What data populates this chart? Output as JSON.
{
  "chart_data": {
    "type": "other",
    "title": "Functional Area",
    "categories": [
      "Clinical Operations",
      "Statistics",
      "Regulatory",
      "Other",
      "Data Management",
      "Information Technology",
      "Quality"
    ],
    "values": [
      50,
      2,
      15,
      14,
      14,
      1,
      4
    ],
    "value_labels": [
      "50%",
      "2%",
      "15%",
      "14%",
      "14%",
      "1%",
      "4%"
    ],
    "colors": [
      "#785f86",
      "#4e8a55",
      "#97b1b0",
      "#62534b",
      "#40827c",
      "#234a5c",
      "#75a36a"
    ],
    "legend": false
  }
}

★ ★ ★ ★ ★

### Task statement
Transcribe every entry exactly, omitting nothing.

### Output of the exercise
What data populates this chart? Output as JSON.
{
  "chart_data": {
    "type": "other",
    "title": "Functional Area",
    "categories": [
      "Clinical Operations",
      "Statistics",
      "Regulatory",
      "Other",
      "Data Management",
      "Information Technology",
      "Quality"
    ],
    "values": [
      50,
      2,
      15,
      14,
      14,
      1,
      4
    ],
    "value_labels": [
      "50%",
      "2%",
      "15%",
      "14%",
      "14%",
      "1%",
      "4%"
    ],
    "colors": [
      "#785f86",
      "#4e8a55",
      "#97b1b0",
      "#62534b",
      "#40827c",
      "#234a5c",
      "#75a36a"
    ],
    "legend": false
  }
}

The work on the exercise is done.